• Exercise details:
Extend the essay on tribal loyalty in Kenyan politics below, picking up right after its final sentence.

• Quoted text:
--- Begin ---
Clearly, their urge to leave was greater than the sense to stay.

Historically, at least in Kenya, people have always seemed predisposed to follow what their tribal leaders (politicians) claim to be true. Kalenjins followed Moi, Kikuyus followed Kenyatta, Luos followed Oginga et cetera and all these tribes are now more or less following these men’s sons. I am not a follower, and extremely rarely do I declare to be a fan of anybody or anything, let alone being a fanatic. Being a skeptic by nature, you must therefore understand how baffled I get when suddenly, every tribe has one mind, that of their lead politician; when each tribe has one line of thought, that peddled by their lead politician; and when in an discussion, each tribesman has one retort; that old one liner perfected by their lead politician. Very few people have extended their eyes beyond this tribal horizon, and even fewer have dared stretch their minds beyond tribal stereotypes.

And I expected those few to be those learned men and women of this great literate nation of ours. But No! If I have not yet said that our Universities are highly overrated, I should be writing a post on it soon. I reached this conclusion after recently going through four years of University education. But luckily, Kaasa, my new favourite blogger puts it best in not going back to Live in Kenyawhen she talks of intellectuals in Kenya. Walk with me…

Earlier, in 2005, when I was a second year student in Egerton University; we had the Constitutional Referendum that gave birth to the vitriol that fed the fumes in the 2007 post election violence. But being in Campus, an Institution of higher learning, various talks were organized to give insight on the various contentious issues that our politicians were peddling around the country, based on their skewed understanding of the proposed constitution. Their interpretations divided the country down the middle and neither side helped in making things clear on what the pros and cons of Centralized or Federal systems of Government were. They were only interested in exaggerating the cons of each others position, and it us, as always, who became the victims just two years later.

When I saw advertisements on notice boards about a meeting set up by the Economics Students Association to discuss the true pros and cons of the proposed Constitution, I was naturally elated, especially at the prospect of expert knowledge from the invited lecturers. Suffice to say, the lecturers never showed up. Discussions on the topic however went on. Unfortunately, from the moment somebody introduced him/herself (tribe) prior to his/her contribution, you could already tell who they supported and their reasons for doing so. Nothing new came from this discussion. Every person that spoke basically regurgitated the reasons that politicians from their tribe peddled. It was so sad and disappointing that I stood up and told the whole congregation off before leaving. I told them to go read and develop opinions of their own.

That has been the curse in Kenya. Tribalism has taken away from people their ability to think independently. Rather than make objective observations, we wait for the tribal consensus of our political leaders, which we then forge ahead with as if it is the gospel truth. In the 2005 referendum, our politicians exposed our perennial tribal wounds, exaggerated tribal stereotypes and sure enough, provided the ammunition for people to kill each other after the 2007 elections while they watched at the sidelines. Just like the idiots people were, they forgot what the real crime was and who the actual criminals were, and instead went ahead kill, maim, and rape their innocent neighbours. I am targeting you today. Yes, you. Have you ever asked yourself why you support a particular leader? And I am not talking about those reasons that everybody gives; your own reasons. Has it hit you that you probably support people from your tribe only or mostly? Do you find it curious that you are compelled to support an idiot from your own tribe as opposed to an intellectual from another? Do you that there is no rational explanation in defense of your support for leaders from your own tribe alone?
--- End ---
• Information provided:
--- Begin ---
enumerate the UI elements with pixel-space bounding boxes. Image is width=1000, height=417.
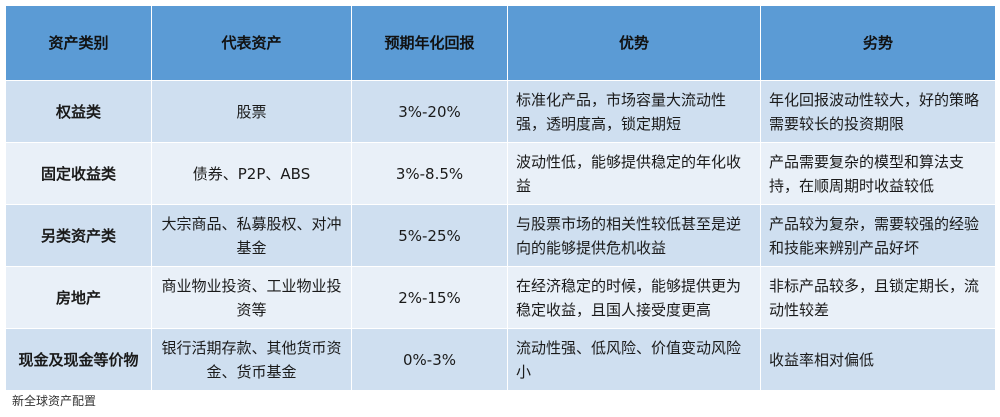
--- End ---
• The response:
Going back to those people who jumped lines at KPLC to join the new one, their urge to leave was greater than the sense to stay, and they paid for it. Similarly, for those who supported people on the basis of simply being from their own tribes, their urge to follow was greater than their sense to reason first, and the post election violence is what we had to show for it.

I would like to think that most youth in this country are learned. And it is because of this that I would like to call upon their capacity to reason. Reasoning means avoiding the rush to take sides. Reasoning means asking the right questions. Reasoning means not jumping without accessing other viable options. Reasoning means consolidating the youth vote and commanding the direction of politics in the country. Reasoning means denying the current political crop audience for their hatred speech. Reasoning simply means taking a long walk, mentally. But today, reasoning means being blatantly unreasonable with these political leaders, for there is no reasoning with them. It is either us or them. No more compromises. No more being taken for a ride.

‘You either have to trust your view of reality, or someone else’s. You are no more fallible than they are.”

Being proud of having a few youthful members in parliament is like hitching a ride on somebody’s car, and then gloating about it like it’s yours. There is always the chance that you will be kicked to the kerb. And on the kerbs is where all those youthful leaders we elected are as I write this. None is in a position to do shit. The other problem with hitching rides is that, maybe out of politeness, or courtesy, or even as a condition for being allowed in, you abide by the rules of the car.  That also means hitching a ride on the ideology of the drivers the way we witnessed in the “gag the media” chorus in parliament. The cars are ODM and PNU, and the youth have already lost with both. We need a vehicle that we are the ones driving, a car whose direction we are steering, whose rules we are the ones setting, and whose drivers are properly vetted; i.e. valid driving licenses, vast experience, strict integrity, and more importantly, human.

In the book Leadership, by Lee Thayer, he says; “Seduction always involves consent and collaboration. Lead, follow or get out of the way – seduce and be burdened with followers, be seduced and suffer the consequences, or get out of the way.”

Don’t you feel that you have been seduced and thrown out of the way?

Detention without Trial… Kenyans know this too well.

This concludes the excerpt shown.